[Stored data entries]
────
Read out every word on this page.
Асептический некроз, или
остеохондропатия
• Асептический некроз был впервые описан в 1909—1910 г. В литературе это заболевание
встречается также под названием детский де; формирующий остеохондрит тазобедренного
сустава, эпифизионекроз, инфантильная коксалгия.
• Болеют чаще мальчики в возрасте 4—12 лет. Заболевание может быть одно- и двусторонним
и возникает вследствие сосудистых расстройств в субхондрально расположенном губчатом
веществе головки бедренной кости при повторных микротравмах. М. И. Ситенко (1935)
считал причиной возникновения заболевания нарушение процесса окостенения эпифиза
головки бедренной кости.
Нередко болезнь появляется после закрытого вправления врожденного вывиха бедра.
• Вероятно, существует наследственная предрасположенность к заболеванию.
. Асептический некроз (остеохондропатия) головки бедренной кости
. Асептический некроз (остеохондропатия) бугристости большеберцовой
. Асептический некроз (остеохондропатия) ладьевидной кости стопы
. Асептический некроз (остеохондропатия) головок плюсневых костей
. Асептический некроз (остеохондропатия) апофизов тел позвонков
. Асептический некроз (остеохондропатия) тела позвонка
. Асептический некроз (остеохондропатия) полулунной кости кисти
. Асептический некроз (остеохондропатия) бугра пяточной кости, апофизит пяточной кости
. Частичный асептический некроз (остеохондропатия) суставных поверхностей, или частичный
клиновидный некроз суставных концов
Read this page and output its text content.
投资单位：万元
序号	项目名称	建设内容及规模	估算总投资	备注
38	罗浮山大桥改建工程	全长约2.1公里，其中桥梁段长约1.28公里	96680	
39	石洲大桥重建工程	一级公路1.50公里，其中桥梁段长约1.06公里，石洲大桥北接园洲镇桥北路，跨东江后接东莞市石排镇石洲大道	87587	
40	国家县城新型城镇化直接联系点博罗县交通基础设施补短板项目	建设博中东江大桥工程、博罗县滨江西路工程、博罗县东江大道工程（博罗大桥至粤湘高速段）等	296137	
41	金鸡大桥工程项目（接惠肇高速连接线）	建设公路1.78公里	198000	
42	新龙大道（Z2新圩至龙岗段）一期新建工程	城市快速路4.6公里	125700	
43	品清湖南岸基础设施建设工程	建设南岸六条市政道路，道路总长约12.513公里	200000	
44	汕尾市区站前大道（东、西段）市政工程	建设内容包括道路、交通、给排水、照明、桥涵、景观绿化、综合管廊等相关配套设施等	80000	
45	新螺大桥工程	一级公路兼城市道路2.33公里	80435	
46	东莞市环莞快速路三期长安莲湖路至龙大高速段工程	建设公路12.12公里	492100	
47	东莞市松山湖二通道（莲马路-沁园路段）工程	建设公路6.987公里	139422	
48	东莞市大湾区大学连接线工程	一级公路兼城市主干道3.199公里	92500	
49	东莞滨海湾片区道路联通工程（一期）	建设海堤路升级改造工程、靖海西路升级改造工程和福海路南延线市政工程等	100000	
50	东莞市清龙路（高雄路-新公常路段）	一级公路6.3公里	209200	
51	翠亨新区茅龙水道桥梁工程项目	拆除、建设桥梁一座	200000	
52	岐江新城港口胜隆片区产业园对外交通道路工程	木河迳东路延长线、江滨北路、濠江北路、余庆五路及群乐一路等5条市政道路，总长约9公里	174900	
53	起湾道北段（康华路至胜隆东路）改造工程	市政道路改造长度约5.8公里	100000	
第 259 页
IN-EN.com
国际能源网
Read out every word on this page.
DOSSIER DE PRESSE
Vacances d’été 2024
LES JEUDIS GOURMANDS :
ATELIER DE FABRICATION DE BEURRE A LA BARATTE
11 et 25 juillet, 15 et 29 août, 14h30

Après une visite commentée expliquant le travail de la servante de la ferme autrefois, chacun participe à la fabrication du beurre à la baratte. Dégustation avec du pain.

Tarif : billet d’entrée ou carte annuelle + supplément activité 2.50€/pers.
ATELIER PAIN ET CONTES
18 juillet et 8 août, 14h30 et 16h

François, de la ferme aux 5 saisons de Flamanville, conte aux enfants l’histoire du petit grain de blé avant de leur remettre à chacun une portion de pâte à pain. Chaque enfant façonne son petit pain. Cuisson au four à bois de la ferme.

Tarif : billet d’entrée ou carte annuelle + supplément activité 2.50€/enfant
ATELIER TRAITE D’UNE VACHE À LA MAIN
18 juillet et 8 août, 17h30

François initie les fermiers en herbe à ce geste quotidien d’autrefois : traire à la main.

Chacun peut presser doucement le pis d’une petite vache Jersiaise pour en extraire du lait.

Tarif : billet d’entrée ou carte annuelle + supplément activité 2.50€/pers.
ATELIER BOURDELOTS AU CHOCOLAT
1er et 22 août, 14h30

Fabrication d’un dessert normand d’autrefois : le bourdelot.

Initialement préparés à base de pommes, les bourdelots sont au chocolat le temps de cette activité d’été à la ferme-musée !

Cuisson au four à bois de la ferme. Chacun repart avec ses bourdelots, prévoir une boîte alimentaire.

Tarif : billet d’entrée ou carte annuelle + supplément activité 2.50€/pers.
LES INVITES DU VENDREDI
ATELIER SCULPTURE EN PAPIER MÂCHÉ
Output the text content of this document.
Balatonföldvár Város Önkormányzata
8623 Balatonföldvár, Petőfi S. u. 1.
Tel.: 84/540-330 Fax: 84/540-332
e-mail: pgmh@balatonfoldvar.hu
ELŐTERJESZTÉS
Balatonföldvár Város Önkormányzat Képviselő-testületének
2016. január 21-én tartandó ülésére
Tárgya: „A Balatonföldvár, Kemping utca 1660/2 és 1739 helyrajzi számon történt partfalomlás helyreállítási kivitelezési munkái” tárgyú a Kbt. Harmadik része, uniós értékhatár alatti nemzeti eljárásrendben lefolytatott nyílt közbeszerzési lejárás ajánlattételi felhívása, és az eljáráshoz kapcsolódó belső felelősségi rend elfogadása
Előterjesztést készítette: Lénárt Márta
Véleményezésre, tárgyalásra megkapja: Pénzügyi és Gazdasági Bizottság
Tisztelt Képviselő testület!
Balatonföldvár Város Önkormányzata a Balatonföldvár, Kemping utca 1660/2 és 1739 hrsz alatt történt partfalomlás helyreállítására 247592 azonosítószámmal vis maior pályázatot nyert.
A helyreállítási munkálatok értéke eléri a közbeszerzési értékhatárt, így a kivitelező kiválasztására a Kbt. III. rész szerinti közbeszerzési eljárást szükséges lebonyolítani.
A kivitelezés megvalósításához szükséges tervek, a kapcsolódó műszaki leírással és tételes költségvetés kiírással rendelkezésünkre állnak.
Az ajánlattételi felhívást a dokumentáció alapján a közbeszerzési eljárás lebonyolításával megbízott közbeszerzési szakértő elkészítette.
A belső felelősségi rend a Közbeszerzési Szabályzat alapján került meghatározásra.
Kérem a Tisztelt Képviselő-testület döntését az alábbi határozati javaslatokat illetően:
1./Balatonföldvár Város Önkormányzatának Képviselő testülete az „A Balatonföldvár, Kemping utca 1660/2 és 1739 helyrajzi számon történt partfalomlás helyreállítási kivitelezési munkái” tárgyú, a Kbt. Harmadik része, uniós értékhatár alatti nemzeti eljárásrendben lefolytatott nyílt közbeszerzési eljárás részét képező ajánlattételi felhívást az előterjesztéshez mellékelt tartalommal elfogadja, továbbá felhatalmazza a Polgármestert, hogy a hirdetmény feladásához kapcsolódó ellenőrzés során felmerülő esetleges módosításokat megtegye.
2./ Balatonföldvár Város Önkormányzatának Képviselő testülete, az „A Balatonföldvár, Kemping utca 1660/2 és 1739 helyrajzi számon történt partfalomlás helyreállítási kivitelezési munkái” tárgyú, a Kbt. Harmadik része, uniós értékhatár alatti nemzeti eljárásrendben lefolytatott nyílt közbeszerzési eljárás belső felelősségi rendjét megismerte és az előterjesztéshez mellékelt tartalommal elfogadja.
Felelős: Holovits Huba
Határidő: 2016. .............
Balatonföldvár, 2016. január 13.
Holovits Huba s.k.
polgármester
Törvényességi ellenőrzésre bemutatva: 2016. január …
────
## TASK
Count the lines in which the string "számon" appears, then report only that figure.

## COMPLETED EXERCISE
3